◆ **EXERCISE DETAILS**: Skip the pictures. Quote every line below, exactly, from the one with "Extract all readable text from this page." through the final line.

◆ **ENTRIES SHOWN**:

= = = = = = =

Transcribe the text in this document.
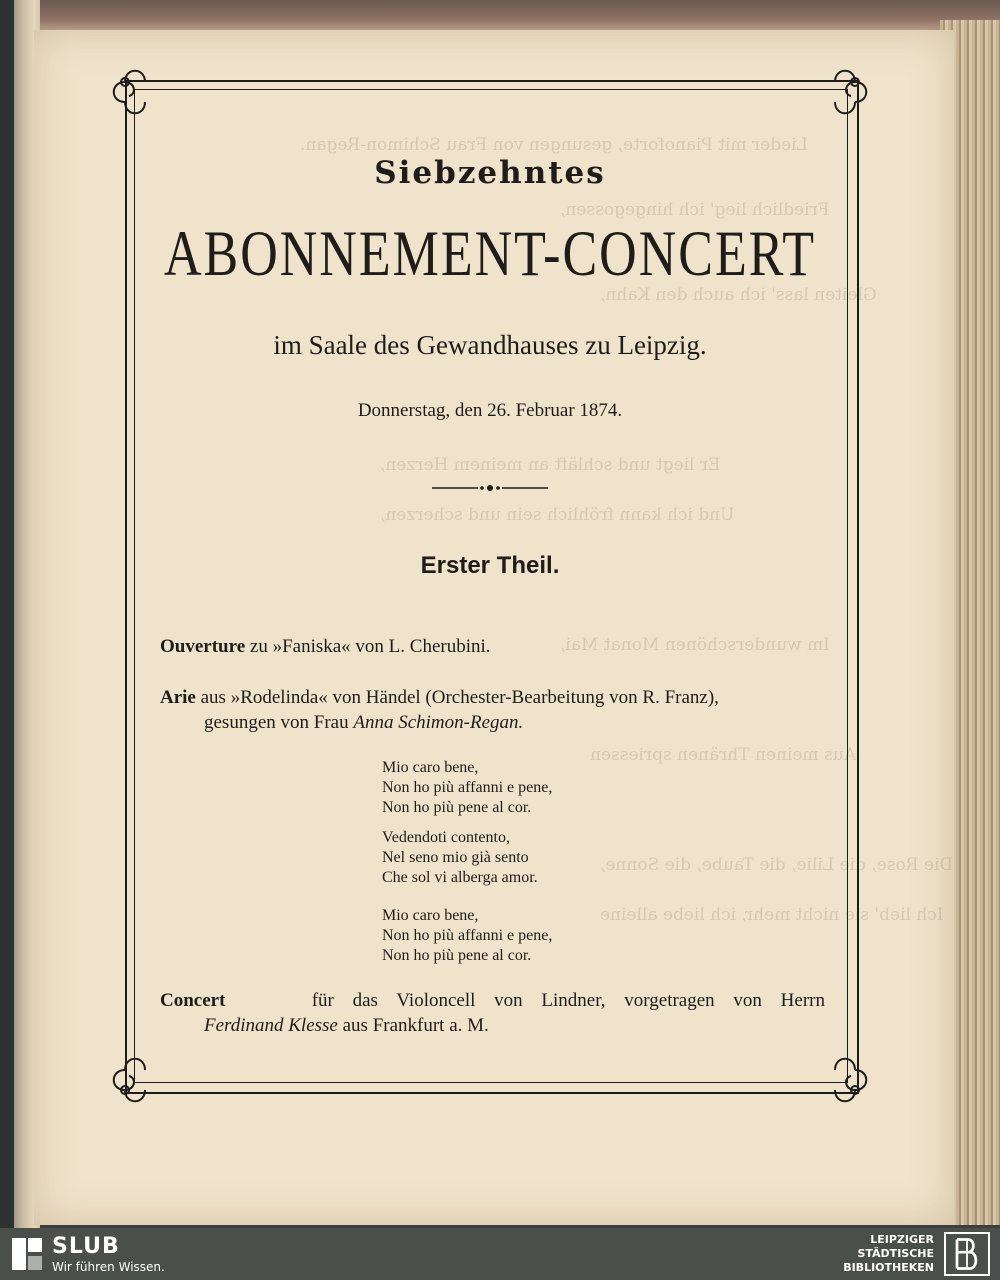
Lieder mit Pianoforte, gesungen von Frau Schimon-Regan.
Friedlich lieg' ich hingegossen,
Gleiten lass' ich auch den Kahn,
Er liegt und schläft an meinem Herzen,
Und ich kann fröhlich sein und scherzen,
Im wunderschönen Monat Mai,
Aus meinen Thränen spriessen
Die Rose, die Lilie, die Taube, die Sonne,
Ich lieb' sie nicht mehr, ich liebe alleine
Siebzehntes
ABONNEMENT-CONCERT
im Saale des Gewandhauses zu Leipzig.
Donnerstag, den 26. Februar 1874.
Erster Theil.
Ouverture zu »Faniska« von L. Cherubini.
Arie aus »Rodelinda« von Händel (Orchester-Bearbeitung von R. Franz),
gesungen von Frau Anna Schimon-Regan.
Mio caro bene,
Non ho più affanni e pene,
Non ho più pene al cor.
Vedendoti contento,
Nel seno mio già sento
Che sol vi alberga amor.
Mio caro bene,
Non ho più affanni e pene,
Non ho più pene al cor.
Concert	für das Violoncell von Lindner, vorgetragen von Herrn
Ferdinand Klesse aus Frankfurt a. M.
SLUB
Wir führen Wissen.
LEIPZIGER
STÄDTISCHE
BIBLIOTHEKEN
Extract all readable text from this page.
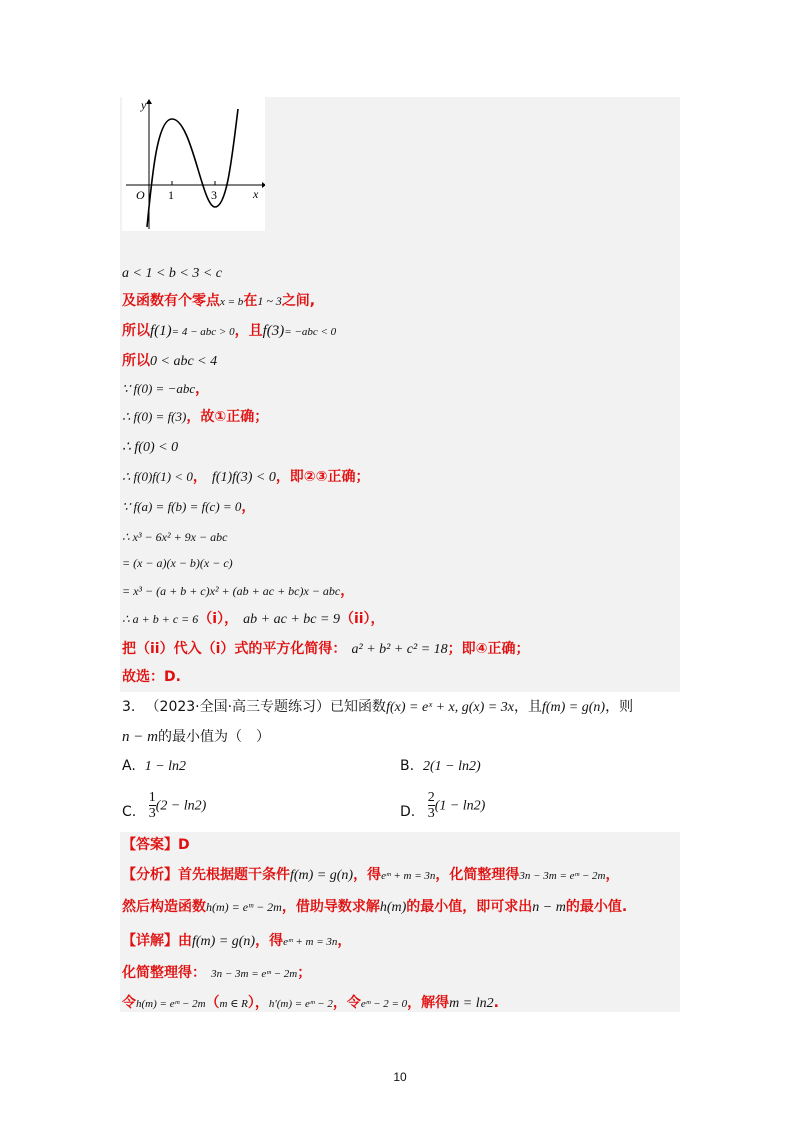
y
x
O 1	3
a < 1 < b < 3 < c
及函数有个零点x = b在1 ~ 3之间,
所以f(1)= 4 − abc > 0，且f(3)= −abc < 0
所以0 < abc < 4
∵ f(0) = −abc，
∴ f(0) = f(3)，故①正确；
∴ f(0) < 0
∴ f(0)f(1) < 0， f(1)f(3) < 0，即②③正确；
∵ f(a) = f(b) = f(c) = 0，
∴ x³ − 6x² + 9x − abc
= (x − a)(x − b)(x − c)
= x³ − (a + b + c)x² + (ab + ac + bc)x − abc，
∴ a + b + c = 6（i）， ab + ac + bc = 9（ii），
把（ii）代入（i）式的平方化简得： a² + b² + c² = 18；即④正确；
故选：D.
3. （2023·全国·高三专题练习）已知函数f(x) = eˣ + x, g(x) = 3x，且f(m) = g(n)，则
n − m的最小值为（　）
A. 1 − ln2	B. 2(1 − ln2)
C. $\frac{1}{3} (2 - \ln 2)$	D. $\frac{2}{3} (1 - \ln 2)$
【答案】D
【分析】首先根据题干条件f(m) = g(n)，得eᵐ + m = 3n，化简整理得3n − 3m = eᵐ − 2m，
然后构造函数h(m) = eᵐ − 2m，借助导数求解h(m)的最小值，即可求出n − m的最小值.
【详解】由f(m) = g(n)，得eᵐ + m = 3n，
化简整理得： 3n − 3m = eᵐ − 2m；
令h(m) = eᵐ − 2m（m ∈ R），h′(m) = eᵐ − 2，令eᵐ − 2 = 0，解得m = ln2.
10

= = = = = = =

◆ **RESPONSE**:
Extract all readable text from this page.
y
x
O 1	3
a < 1 < b < 3 < c
及函数有个零点x = b在1 ~ 3之间,
所以f(1)= 4 − abc > 0，且f(3)= −abc < 0
所以0 < abc < 4
∵ f(0) = −abc，
∴ f(0) = f(3)，故①正确；
∴ f(0) < 0
∴ f(0)f(1) < 0， f(1)f(3) < 0，即②③正确；
∵ f(a) = f(b) = f(c) = 0，
∴ x³ − 6x² + 9x − abc
= (x − a)(x − b)(x − c)
= x³ − (a + b + c)x² + (ab + ac + bc)x − abc，
∴ a + b + c = 6（i）， ab + ac + bc = 9（ii），
把（ii）代入（i）式的平方化简得： a² + b² + c² = 18；即④正确；
故选：D.
3. （2023·全国·高三专题练习）已知函数f(x) = eˣ + x, g(x) = 3x，且f(m) = g(n)，则
n − m的最小值为（　）
A. 1 − ln2	B. 2(1 − ln2)
C. $\frac{1}{3} (2 - \ln 2)$	D. $\frac{2}{3} (1 - \ln 2)$
【答案】D
【分析】首先根据题干条件f(m) = g(n)，得eᵐ + m = 3n，化简整理得3n − 3m = eᵐ − 2m，
然后构造函数h(m) = eᵐ − 2m，借助导数求解h(m)的最小值，即可求出n − m的最小值.
【详解】由f(m) = g(n)，得eᵐ + m = 3n，
化简整理得： 3n − 3m = eᵐ − 2m；
令h(m) = eᵐ − 2m（m ∈ R），h′(m) = eᵐ − 2，令eᵐ − 2 = 0，解得m = ln2.
10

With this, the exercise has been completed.